| Supplied data |

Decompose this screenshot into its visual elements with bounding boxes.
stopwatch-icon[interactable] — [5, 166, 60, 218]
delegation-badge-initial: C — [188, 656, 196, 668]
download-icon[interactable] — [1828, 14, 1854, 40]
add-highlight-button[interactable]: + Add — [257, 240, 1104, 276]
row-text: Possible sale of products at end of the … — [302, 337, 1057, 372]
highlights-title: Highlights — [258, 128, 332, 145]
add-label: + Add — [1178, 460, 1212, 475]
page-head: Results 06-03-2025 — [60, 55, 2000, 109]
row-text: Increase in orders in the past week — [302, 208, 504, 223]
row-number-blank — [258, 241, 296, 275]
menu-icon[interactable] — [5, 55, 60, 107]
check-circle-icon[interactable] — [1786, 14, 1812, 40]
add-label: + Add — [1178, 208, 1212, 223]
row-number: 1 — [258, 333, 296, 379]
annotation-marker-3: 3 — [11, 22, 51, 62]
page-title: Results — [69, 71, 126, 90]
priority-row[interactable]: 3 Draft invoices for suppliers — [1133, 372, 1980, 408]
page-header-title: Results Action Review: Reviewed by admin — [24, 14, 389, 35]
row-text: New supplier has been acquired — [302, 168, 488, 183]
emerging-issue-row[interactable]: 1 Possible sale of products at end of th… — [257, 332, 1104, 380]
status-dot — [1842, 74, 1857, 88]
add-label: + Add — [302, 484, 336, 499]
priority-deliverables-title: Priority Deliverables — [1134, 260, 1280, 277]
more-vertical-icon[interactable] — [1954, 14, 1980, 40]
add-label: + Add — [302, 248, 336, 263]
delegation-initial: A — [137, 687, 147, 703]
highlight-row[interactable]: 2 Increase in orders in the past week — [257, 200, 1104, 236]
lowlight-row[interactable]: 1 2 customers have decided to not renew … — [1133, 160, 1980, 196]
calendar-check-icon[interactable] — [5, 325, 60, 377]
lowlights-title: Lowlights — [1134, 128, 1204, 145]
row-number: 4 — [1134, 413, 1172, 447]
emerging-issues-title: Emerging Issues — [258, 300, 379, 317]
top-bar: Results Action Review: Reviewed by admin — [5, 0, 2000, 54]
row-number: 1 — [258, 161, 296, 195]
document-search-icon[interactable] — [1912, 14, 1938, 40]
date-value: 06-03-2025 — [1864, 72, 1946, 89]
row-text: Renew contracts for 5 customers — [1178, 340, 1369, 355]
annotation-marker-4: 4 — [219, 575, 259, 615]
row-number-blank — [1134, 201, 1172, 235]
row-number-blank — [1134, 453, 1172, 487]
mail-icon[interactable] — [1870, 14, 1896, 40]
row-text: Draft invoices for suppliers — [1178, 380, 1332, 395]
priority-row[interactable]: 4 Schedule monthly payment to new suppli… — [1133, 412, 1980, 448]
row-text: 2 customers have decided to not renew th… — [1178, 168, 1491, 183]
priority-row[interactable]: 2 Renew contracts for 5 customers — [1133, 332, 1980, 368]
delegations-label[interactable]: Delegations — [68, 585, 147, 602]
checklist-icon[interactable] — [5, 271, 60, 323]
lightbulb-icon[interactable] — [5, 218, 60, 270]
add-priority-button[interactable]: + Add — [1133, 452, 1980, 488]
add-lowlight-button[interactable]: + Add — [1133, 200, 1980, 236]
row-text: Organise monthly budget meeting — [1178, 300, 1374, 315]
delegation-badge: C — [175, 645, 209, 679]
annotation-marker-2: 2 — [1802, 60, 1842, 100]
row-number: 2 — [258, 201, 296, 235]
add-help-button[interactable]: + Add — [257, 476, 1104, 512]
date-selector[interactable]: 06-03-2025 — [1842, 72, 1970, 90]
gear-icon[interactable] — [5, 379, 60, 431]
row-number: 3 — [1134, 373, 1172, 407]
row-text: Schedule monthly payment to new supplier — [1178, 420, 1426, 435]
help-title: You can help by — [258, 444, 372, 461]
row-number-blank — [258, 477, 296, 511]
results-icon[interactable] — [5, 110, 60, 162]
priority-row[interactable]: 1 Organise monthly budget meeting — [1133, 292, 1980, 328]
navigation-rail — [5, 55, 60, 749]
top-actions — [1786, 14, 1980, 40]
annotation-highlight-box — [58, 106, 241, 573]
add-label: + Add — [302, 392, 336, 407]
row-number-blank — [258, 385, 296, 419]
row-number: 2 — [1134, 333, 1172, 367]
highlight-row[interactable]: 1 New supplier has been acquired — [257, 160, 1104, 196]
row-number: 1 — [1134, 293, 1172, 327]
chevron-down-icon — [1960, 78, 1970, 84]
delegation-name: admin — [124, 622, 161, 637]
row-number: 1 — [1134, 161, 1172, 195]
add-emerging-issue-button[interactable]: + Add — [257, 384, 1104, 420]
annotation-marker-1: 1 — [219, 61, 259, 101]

| Exercise |
Render every line of the items above as a JSON list of strings, one string per line, with blank lines omitted.

| Solution for this task |
[
  "Decompose this screenshot into its visual elements with bounding boxes.",
  "stopwatch-icon[interactable] — [5, 166, 60, 218]",
  "delegation-badge-initial: C — [188, 656, 196, 668]",
  "download-icon[interactable] — [1828, 14, 1854, 40]",
  "add-highlight-button[interactable]: + Add — [257, 240, 1104, 276]",
  "row-text: Possible sale of products at end of the … — [302, 337, 1057, 372]",
  "highlights-title: Highlights — [258, 128, 332, 145]",
  "add-label: + Add — [1178, 460, 1212, 475]",
  "page-head: Results 06-03-2025 — [60, 55, 2000, 109]",
  "row-text: Increase in orders in the past week — [302, 208, 504, 223]",
  "row-number-blank — [258, 241, 296, 275]",
  "menu-icon[interactable] — [5, 55, 60, 107]",
  "check-circle-icon[interactable] — [1786, 14, 1812, 40]",
  "add-label: + Add — [1178, 208, 1212, 223]",
  "row-number: 1 — [258, 333, 296, 379]",
  "annotation-marker-3: 3 — [11, 22, 51, 62]",
  "page-title: Results — [69, 71, 126, 90]",
  "priority-row[interactable]: 3 Draft invoices for suppliers — [1133, 372, 1980, 408]",
  "page-header-title: Results Action Review: Reviewed by admin — [24, 14, 389, 35]",
  "row-text: New supplier has been acquired — [302, 168, 488, 183]",
  "emerging-issue-row[interactable]: 1 Possible sale of products at end of th… — [257, 332, 1104, 380]",
  "status-dot — [1842, 74, 1857, 88]",
  "add-label: + Add — [302, 484, 336, 499]",
  "priority-deliverables-title: Priority Deliverables — [1134, 260, 1280, 277]",
  "more-vertical-icon[interactable] — [1954, 14, 1980, 40]",
  "add-label: + Add — [302, 248, 336, 263]",
  "delegation-initial: A — [137, 687, 147, 703]",
  "highlight-row[interactable]: 2 Increase in orders in the past week — [257, 200, 1104, 236]",
  "lowlight-row[interactable]: 1 2 customers have decided to not renew … — [1133, 160, 1980, 196]",
  "calendar-check-icon[interactable] — [5, 325, 60, 377]",
  "lowlights-title: Lowlights — [1134, 128, 1204, 145]",
  "row-number: 4 — [1134, 413, 1172, 447]",
  "emerging-issues-title: Emerging Issues — [258, 300, 379, 317]",
  "top-bar: Results Action Review: Reviewed by admin — [5, 0, 2000, 54]",
  "row-number: 1 — [258, 161, 296, 195]",
  "document-search-icon[interactable] — [1912, 14, 1938, 40]",
  "date-value: 06-03-2025 — [1864, 72, 1946, 89]",
  "row-text: Renew contracts for 5 customers — [1178, 340, 1369, 355]",
  "annotation-marker-4: 4 — [219, 575, 259, 615]",
  "row-number-blank — [1134, 201, 1172, 235]",
  "row-number-blank — [1134, 453, 1172, 487]",
  "mail-icon[interactable] — [1870, 14, 1896, 40]",
  "row-text: Draft invoices for suppliers — [1178, 380, 1332, 395]",
  "priority-row[interactable]: 4 Schedule monthly payment to new suppli… — [1133, 412, 1980, 448]",
  "row-text: 2 customers have decided to not renew th… — [1178, 168, 1491, 183]",
  "priority-row[interactable]: 2 Renew contracts for 5 customers — [1133, 332, 1980, 368]",
  "delegations-label[interactable]: Delegations — [68, 585, 147, 602]",
  "checklist-icon[interactable] — [5, 271, 60, 323]",
  "lightbulb-icon[interactable] — [5, 218, 60, 270]",
  "add-priority-button[interactable]: + Add — [1133, 452, 1980, 488]",
  "add-lowlight-button[interactable]: + Add — [1133, 200, 1980, 236]",
  "row-text: Organise monthly budget meeting — [1178, 300, 1374, 315]",
  "delegation-badge: C — [175, 645, 209, 679]",
  "annotation-marker-2: 2 — [1802, 60, 1842, 100]",
  "row-number: 2 — [258, 201, 296, 235]",
  "add-help-button[interactable]: + Add — [257, 476, 1104, 512]",
  "date-selector[interactable]: 06-03-2025 — [1842, 72, 1970, 90]",
  "gear-icon[interactable] — [5, 379, 60, 431]",
  "row-number: 3 — [1134, 373, 1172, 407]",
  "row-text: Schedule monthly payment to new supplier — [1178, 420, 1426, 435]",
  "help-title: You can help by — [258, 444, 372, 461]",
  "row-number-blank — [258, 477, 296, 511]",
  "results-icon[interactable] — [5, 110, 60, 162]",
  "priority-row[interactable]: 1 Organise monthly budget meeting — [1133, 292, 1980, 328]",
  "navigation-rail — [5, 55, 60, 749]",
  "top-actions — [1786, 14, 1980, 40]",
  "annotation-highlight-box — [58, 106, 241, 573]",
  "add-label: + Add — [302, 392, 336, 407]",
  "row-number-blank — [258, 385, 296, 419]",
  "row-number: 2 — [1134, 333, 1172, 367]",
  "highlight-row[interactable]: 1 New supplier has been acquired — [257, 160, 1104, 196]",
  "row-number: 1 — [1134, 293, 1172, 327]",
  "chevron-down-icon — [1960, 78, 1970, 84]",
  "delegation-name: admin — [124, 622, 161, 637]",
  "row-number: 1 — [1134, 161, 1172, 195]",
  "add-emerging-issue-button[interactable]: + Add — [257, 384, 1104, 420]",
  "annotation-marker-1: 1 — [219, 61, 259, 101]"
]